> **RECORD LIST**:
▬▬▬▬▬▬
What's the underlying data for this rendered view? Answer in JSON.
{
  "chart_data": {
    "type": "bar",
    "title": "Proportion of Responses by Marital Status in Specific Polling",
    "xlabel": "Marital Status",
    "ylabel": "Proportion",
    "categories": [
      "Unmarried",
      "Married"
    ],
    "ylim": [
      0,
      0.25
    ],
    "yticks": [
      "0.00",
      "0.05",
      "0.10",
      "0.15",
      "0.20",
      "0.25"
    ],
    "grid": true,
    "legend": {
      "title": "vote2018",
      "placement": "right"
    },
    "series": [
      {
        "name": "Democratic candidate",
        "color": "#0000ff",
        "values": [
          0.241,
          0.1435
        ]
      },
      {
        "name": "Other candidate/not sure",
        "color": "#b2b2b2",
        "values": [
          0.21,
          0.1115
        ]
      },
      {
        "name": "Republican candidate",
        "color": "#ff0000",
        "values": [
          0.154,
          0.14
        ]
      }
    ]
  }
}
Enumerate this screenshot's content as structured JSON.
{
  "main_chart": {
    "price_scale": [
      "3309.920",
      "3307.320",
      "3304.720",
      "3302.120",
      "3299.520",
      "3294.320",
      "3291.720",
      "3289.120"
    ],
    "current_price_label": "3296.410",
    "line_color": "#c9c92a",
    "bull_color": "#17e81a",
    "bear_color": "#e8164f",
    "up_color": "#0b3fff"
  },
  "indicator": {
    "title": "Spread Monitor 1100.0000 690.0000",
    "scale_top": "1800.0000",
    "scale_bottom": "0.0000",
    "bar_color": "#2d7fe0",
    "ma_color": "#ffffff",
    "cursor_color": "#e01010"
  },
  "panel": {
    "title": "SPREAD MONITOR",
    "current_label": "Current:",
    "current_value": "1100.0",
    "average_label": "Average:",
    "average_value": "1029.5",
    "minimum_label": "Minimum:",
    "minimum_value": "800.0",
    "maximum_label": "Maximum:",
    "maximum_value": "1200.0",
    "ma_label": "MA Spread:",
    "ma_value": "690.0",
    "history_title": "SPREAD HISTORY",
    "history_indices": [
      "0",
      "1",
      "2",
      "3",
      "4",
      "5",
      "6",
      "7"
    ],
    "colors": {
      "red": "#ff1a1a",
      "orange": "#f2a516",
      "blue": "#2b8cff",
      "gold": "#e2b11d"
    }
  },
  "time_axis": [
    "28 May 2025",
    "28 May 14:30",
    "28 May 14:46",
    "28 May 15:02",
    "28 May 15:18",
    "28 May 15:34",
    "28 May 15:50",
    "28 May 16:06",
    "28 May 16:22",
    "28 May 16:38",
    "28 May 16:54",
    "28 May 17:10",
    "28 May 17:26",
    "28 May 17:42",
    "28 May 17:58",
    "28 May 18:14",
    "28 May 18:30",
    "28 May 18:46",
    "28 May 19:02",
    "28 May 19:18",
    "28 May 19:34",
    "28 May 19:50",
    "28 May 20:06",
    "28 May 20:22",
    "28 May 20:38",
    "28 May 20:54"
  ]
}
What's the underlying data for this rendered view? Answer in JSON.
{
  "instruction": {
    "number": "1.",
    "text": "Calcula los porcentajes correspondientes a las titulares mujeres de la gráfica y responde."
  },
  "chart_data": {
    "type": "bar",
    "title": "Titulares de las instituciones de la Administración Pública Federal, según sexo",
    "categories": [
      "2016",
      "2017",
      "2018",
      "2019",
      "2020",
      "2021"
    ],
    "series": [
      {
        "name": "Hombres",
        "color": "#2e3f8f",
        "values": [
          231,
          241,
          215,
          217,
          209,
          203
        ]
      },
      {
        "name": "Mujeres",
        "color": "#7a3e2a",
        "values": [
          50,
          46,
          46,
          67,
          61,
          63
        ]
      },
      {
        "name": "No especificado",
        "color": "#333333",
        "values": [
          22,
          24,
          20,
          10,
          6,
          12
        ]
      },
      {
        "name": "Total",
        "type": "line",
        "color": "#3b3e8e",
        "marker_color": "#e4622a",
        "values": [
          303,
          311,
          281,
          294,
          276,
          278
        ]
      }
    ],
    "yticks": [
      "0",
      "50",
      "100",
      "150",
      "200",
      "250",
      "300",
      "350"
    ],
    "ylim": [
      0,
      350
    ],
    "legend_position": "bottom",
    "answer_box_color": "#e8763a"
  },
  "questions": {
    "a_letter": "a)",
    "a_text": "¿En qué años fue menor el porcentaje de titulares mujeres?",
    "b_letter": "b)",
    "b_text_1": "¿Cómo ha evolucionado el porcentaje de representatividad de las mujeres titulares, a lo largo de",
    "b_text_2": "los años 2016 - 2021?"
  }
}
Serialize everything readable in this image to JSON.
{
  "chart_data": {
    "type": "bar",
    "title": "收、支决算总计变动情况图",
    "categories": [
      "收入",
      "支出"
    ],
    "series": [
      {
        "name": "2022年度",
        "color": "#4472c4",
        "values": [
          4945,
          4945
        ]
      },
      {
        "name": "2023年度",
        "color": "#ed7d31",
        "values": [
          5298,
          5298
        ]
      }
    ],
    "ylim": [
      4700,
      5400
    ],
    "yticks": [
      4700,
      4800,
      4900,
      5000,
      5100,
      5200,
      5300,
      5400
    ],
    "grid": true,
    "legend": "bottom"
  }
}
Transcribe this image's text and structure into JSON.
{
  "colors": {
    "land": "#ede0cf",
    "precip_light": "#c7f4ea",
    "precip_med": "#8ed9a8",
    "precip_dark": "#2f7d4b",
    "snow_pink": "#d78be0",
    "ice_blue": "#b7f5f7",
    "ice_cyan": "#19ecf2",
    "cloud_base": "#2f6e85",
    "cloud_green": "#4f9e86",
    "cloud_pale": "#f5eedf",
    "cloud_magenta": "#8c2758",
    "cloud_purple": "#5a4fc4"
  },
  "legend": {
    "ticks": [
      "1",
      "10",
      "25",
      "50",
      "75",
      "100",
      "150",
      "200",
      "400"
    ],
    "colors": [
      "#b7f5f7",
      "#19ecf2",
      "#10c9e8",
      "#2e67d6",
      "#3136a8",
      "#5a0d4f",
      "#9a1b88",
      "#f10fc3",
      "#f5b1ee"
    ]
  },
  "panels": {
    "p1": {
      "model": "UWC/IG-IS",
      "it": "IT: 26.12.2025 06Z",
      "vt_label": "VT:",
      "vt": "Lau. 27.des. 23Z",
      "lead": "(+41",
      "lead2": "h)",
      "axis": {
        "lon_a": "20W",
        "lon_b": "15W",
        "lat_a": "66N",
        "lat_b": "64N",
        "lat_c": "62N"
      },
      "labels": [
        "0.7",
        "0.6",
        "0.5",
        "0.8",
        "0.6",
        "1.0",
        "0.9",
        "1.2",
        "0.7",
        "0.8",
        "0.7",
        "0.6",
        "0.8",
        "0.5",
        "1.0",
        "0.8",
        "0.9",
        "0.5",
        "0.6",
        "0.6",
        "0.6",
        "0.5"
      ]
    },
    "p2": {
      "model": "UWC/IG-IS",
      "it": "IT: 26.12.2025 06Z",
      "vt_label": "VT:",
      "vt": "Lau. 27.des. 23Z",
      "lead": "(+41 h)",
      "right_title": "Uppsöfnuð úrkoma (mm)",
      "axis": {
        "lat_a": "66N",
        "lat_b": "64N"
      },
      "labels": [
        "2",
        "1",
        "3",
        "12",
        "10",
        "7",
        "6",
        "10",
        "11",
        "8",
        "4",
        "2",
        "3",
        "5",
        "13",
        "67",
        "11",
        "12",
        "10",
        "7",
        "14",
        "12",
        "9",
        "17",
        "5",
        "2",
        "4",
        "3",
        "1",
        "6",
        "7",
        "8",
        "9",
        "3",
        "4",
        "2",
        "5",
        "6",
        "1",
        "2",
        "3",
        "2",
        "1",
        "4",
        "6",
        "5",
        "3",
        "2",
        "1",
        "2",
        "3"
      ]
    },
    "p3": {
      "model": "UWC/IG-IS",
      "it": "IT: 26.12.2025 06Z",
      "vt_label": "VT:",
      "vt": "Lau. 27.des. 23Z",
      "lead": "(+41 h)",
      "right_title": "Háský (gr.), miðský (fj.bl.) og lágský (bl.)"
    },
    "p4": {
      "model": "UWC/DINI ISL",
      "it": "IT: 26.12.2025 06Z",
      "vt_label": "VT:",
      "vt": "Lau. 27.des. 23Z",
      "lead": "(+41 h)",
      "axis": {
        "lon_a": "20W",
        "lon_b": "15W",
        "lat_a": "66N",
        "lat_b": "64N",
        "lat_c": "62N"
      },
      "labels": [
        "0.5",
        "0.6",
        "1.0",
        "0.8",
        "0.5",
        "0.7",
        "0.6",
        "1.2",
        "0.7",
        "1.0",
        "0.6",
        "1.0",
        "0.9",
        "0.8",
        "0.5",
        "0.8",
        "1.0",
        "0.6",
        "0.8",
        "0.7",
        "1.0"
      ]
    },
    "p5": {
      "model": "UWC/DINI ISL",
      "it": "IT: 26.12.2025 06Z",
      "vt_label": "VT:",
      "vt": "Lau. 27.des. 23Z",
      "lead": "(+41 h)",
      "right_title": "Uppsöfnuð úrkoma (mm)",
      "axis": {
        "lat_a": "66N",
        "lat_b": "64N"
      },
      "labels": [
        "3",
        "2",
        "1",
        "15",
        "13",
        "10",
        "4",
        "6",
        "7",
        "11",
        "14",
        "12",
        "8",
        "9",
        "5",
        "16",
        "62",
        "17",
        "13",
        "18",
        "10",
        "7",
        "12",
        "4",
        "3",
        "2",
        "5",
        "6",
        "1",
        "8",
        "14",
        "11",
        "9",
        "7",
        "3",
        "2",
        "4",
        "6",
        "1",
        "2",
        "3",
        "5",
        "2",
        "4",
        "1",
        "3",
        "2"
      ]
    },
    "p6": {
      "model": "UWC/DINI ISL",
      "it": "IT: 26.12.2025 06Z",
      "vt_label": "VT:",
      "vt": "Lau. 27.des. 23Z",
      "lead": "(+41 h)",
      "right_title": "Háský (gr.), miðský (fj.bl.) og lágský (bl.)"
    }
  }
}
▬▬▬▬▬▬
> **WHAT THIS TASK INVOLVES**:
Locate the word "name" in the entries, and copy every line where it is found.

> **EXERCISE RESPONSE**:
        "name": "Democratic candidate",
        "name": "Other candidate/not sure",
        "name": "Republican candidate",
        "name": "Hombres",
        "name": "Mujeres",
        "name": "No especificado",
        "name": "Total",
        "name": "2022年度",
        "name": "2023年度",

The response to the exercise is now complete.